### PROBLEM TO SOLVE
From the entries below, gather every line containing the string "Brighton".

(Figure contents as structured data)
---+---

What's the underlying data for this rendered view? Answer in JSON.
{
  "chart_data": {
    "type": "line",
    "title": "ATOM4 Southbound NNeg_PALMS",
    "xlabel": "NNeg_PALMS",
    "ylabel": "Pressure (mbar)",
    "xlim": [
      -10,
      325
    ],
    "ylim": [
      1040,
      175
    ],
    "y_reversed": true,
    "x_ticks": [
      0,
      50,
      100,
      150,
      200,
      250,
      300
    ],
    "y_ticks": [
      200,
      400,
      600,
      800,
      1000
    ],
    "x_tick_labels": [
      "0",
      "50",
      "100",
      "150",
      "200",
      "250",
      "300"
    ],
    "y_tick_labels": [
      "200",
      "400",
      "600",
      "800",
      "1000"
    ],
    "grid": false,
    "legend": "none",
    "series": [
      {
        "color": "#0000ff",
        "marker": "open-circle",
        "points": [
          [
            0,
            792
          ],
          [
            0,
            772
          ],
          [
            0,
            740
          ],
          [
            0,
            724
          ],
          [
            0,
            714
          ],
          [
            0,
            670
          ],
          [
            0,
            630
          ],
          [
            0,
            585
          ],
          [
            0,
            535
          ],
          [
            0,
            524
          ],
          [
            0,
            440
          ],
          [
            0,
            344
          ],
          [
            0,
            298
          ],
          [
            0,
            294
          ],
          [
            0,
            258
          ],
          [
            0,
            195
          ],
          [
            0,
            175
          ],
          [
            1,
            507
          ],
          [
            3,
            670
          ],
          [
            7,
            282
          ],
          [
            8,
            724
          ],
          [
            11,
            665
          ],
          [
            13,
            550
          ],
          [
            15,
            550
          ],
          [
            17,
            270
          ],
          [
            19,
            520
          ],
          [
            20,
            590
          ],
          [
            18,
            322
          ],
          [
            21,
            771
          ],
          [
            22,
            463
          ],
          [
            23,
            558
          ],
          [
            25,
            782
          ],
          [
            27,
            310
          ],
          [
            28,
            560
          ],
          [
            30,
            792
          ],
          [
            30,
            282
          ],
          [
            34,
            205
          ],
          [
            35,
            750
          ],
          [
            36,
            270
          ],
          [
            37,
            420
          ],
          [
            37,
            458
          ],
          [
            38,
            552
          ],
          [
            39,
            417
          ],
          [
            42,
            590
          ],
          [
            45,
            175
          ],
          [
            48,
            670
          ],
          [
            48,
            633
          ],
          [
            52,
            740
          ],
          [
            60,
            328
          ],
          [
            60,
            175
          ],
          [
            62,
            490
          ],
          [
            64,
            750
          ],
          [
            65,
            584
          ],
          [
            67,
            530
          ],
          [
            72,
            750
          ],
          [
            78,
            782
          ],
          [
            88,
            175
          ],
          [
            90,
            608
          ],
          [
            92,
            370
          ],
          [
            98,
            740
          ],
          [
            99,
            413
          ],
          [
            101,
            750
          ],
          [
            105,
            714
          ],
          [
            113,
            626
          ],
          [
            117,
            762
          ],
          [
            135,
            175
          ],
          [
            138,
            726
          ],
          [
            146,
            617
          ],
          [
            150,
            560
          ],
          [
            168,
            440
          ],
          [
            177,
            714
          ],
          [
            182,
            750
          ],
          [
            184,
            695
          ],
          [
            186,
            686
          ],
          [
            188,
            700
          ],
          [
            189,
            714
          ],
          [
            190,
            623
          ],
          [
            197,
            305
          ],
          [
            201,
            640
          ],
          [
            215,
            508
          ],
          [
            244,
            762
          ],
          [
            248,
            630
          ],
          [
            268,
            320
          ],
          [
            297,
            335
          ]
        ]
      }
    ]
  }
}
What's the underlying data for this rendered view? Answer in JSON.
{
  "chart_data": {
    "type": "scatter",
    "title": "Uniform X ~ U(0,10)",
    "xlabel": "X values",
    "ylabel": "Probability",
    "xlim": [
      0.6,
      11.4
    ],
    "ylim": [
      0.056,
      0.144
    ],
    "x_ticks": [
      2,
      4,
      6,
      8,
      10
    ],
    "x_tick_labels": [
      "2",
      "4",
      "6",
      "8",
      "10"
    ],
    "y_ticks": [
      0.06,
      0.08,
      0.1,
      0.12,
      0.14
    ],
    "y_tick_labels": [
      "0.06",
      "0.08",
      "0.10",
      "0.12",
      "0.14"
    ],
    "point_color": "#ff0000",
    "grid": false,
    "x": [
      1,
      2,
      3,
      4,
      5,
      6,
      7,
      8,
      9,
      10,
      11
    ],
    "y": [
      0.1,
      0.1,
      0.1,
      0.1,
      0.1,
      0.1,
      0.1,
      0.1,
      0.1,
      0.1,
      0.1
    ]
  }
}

---+---

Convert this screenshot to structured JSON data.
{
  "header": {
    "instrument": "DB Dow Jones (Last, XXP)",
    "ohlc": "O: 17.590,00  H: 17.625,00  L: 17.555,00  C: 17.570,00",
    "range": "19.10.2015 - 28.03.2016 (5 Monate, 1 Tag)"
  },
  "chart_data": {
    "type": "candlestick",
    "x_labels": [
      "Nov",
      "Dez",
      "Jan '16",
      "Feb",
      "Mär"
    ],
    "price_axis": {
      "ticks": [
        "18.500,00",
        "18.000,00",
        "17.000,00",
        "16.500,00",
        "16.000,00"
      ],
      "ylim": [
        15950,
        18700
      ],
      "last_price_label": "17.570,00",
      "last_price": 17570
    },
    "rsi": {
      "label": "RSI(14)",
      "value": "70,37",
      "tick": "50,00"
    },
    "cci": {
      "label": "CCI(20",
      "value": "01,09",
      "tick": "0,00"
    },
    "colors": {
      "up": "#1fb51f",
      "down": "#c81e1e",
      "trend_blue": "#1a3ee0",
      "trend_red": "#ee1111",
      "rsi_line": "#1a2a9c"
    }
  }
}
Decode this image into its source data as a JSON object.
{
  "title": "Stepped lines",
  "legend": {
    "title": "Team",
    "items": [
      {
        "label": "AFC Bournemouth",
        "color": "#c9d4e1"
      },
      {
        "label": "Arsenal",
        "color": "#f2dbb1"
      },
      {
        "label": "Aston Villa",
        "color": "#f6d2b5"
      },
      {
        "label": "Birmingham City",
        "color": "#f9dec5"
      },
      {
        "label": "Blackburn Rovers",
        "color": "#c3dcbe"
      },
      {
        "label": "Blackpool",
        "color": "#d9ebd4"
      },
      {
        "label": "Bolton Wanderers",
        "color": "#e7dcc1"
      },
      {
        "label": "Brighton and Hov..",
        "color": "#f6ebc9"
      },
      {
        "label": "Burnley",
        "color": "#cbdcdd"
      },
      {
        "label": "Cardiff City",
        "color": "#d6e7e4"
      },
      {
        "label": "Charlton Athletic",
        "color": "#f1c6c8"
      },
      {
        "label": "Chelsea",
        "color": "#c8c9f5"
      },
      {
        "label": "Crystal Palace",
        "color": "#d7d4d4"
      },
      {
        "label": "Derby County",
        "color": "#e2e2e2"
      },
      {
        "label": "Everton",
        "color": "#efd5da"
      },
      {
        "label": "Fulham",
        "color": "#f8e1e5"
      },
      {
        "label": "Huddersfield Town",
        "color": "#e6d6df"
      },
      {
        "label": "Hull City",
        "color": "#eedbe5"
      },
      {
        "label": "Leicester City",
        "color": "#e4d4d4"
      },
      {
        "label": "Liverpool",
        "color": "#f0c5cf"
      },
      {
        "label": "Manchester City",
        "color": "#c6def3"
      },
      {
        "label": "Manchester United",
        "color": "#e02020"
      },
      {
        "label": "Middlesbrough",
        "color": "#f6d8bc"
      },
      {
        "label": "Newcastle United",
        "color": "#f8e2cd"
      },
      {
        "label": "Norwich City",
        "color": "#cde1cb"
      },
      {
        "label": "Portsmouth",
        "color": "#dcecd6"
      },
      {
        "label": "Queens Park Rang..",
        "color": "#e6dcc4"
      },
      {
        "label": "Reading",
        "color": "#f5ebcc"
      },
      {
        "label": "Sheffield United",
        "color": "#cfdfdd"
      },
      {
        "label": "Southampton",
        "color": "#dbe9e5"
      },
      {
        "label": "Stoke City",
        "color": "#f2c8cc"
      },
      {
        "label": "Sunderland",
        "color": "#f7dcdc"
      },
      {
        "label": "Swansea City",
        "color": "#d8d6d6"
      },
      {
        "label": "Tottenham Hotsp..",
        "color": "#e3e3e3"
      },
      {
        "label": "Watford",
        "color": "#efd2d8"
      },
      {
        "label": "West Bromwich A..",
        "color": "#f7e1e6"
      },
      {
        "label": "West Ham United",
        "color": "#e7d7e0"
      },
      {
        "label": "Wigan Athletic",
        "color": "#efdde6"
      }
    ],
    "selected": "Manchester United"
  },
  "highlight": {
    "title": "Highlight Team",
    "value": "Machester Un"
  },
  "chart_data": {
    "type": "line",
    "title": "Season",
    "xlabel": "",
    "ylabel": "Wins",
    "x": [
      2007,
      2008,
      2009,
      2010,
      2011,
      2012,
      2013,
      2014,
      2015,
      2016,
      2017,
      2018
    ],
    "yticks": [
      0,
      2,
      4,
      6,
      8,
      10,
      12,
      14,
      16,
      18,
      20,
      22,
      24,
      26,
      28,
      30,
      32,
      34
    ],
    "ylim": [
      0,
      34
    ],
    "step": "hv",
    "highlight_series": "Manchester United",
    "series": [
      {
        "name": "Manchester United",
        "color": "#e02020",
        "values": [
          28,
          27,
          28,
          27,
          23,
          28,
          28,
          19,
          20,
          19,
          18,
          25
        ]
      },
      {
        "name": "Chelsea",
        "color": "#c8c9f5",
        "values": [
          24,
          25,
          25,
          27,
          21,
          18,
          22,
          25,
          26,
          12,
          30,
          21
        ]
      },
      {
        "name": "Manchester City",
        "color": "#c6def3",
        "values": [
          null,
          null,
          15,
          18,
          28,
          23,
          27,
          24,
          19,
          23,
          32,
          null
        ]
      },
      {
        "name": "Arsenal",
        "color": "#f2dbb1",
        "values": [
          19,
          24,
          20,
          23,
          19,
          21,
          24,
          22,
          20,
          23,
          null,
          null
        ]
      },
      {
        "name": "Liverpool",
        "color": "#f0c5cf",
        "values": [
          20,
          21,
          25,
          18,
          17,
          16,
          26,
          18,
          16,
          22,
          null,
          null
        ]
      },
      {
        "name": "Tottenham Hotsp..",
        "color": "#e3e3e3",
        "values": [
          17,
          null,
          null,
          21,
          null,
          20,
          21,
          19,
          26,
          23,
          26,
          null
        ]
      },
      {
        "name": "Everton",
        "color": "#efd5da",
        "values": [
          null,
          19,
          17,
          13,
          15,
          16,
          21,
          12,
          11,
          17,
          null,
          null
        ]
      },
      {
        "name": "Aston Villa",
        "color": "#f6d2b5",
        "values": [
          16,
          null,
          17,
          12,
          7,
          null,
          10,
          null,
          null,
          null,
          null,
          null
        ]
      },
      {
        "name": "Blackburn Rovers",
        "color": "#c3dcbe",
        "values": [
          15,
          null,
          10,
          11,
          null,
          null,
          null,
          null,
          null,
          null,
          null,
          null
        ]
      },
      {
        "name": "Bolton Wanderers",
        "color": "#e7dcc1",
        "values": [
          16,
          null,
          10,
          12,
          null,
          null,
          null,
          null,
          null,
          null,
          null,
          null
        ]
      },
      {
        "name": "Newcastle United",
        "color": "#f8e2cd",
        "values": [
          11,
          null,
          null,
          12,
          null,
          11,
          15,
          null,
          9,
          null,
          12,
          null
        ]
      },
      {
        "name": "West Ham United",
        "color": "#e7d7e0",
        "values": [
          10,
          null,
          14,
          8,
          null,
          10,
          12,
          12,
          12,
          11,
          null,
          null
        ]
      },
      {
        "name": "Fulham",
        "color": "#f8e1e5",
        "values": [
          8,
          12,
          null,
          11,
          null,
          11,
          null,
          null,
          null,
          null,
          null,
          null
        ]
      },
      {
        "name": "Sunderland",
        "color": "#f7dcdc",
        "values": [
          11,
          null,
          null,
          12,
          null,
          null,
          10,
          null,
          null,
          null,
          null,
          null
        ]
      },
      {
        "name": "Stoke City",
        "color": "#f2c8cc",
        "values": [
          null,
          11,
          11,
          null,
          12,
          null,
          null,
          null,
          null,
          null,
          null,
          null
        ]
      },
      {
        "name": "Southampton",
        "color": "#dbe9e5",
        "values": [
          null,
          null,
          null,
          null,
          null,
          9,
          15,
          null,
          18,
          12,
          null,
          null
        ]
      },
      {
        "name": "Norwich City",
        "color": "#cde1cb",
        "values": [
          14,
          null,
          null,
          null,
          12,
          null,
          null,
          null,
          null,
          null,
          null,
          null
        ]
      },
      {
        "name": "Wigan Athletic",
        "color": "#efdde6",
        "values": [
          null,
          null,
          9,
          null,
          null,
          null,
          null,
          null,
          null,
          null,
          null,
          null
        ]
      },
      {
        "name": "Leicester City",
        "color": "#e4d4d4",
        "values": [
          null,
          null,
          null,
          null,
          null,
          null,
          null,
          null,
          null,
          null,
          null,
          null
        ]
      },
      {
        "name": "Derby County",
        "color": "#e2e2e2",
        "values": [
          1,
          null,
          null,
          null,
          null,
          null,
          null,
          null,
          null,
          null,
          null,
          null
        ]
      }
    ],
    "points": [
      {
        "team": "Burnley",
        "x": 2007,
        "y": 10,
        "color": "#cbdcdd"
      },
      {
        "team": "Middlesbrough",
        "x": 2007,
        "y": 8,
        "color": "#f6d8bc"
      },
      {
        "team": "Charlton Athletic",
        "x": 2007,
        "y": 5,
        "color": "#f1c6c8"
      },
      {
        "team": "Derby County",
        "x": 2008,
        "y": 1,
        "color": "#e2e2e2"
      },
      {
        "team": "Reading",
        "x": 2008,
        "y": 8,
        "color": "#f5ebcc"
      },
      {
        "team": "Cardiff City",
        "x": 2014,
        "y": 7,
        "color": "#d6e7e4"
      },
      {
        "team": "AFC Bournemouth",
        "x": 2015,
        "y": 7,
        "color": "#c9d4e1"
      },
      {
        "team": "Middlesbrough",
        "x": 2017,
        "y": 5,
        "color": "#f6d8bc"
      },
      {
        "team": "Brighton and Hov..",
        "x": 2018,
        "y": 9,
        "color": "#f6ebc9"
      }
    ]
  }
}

---+---

### RESPONSE TO THE EXERCISE
        "label": "Brighton and Hov..",
        "team": "Brighton and Hov..",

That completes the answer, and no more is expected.